* Begin *

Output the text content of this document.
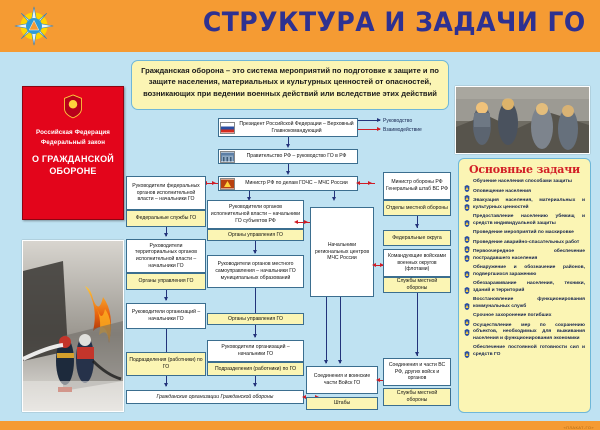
СТРУКТУРА И ЗАДАЧИ ГО
Российская Федерация
Федеральный закон
О ГРАЖДАНСКОЙ ОБОРОНЕ
Гражданская оборона – это система мероприятий по подготовке к защите и по защите населения, материальных и культурных ценностей от опасностей, возникающих при ведении военных действий или вследствие этих действий
Руководство
Взаимодействие
Президент Российской Федерации – Верховный Главнокомандующий
Правительство РФ – руководство ГО в РФ
Министр РФ по делам ГОЧС – МЧС России
Руководители федеральных органов исполнительной власти – начальники ГО
Федеральные службы ГО
Руководители территориальных органов исполнительной власти – начальники ГО
Органы управления ГО
Руководители организаций – начальники ГО
Подразделения (работники) по ГО
Руководители органов исполнительной власти – начальники ГО субъектов РФ
Органы управления ГО
Руководители органов местного самоуправления – начальники ГО муниципальных образований
Органы управления ГО
Руководители организаций – начальники ГО
Подразделения (работники) по ГО
Гражданские организации Гражданской обороны
Начальники региональных центров МЧС России
Соединения и воинские части Войск ГО
Штабы
Министр обороны РФ Генеральный штаб ВС РФ
Отделы местной обороны
Федеральные округа
Командующие войсками военных округов (флотами)
Службы местной обороны
Соединения и части ВС РФ, других войск и органов
Службы местной обороны
Основные задачи
Обучение населения способами защиты
Оповещение населения
Эвакуация населения, материальных и культурных ценностей
Предоставление населению убежищ и средств индивидуальной защиты
Проведение мероприятий по маскировке
Проведение аварийно-спасательных работ
Первоочередное обеспечение пострадавшего населения
Обнаружение и обозначение районов, подвергшихся заражению
Обеззараживание населения, техники, зданий и территорий
Восстановление функционирования коммунальных служб
Срочное захоронение погибших
Осуществление мер по сохранению объектов, необходимых для выживания населения и функционирования экономики
Обеспечение постоянной готовности сил и средств ГО
«ПЛАКАТ-ГО»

* End *

* **Task statement**:
Leave out the pictures and copy every record above exactly.

* **Written solution**:
Output the text content of this document.
СТРУКТУРА И ЗАДАЧИ ГО
Российская Федерация
Федеральный закон
О ГРАЖДАНСКОЙ ОБОРОНЕ
Гражданская оборона – это система мероприятий по подготовке к защите и по защите населения, материальных и культурных ценностей от опасностей, возникающих при ведении военных действий или вследствие этих действий
Руководство
Взаимодействие
Президент Российской Федерации – Верховный Главнокомандующий
Правительство РФ – руководство ГО в РФ
Министр РФ по делам ГОЧС – МЧС России
Руководители федеральных органов исполнительной власти – начальники ГО
Федеральные службы ГО
Руководители территориальных органов исполнительной власти – начальники ГО
Органы управления ГО
Руководители организаций – начальники ГО
Подразделения (работники) по ГО
Руководители органов исполнительной власти – начальники ГО субъектов РФ
Органы управления ГО
Руководители органов местного самоуправления – начальники ГО муниципальных образований
Органы управления ГО
Руководители организаций – начальники ГО
Подразделения (работники) по ГО
Гражданские организации Гражданской обороны
Начальники региональных центров МЧС России
Соединения и воинские части Войск ГО
Штабы
Министр обороны РФ Генеральный штаб ВС РФ
Отделы местной обороны
Федеральные округа
Командующие войсками военных округов (флотами)
Службы местной обороны
Соединения и части ВС РФ, других войск и органов
Службы местной обороны
Основные задачи
Обучение населения способами защиты
Оповещение населения
Эвакуация населения, материальных и культурных ценностей
Предоставление населению убежищ и средств индивидуальной защиты
Проведение мероприятий по маскировке
Проведение аварийно-спасательных работ
Первоочередное обеспечение пострадавшего населения
Обнаружение и обозначение районов, подвергшихся заражению
Обеззараживание населения, техники, зданий и территорий
Восстановление функционирования коммунальных служб
Срочное захоронение погибших
Осуществление мер по сохранению объектов, необходимых для выживания населения и функционирования экономики
Обеспечение постоянной готовности сил и средств ГО
«ПЛАКАТ-ГО»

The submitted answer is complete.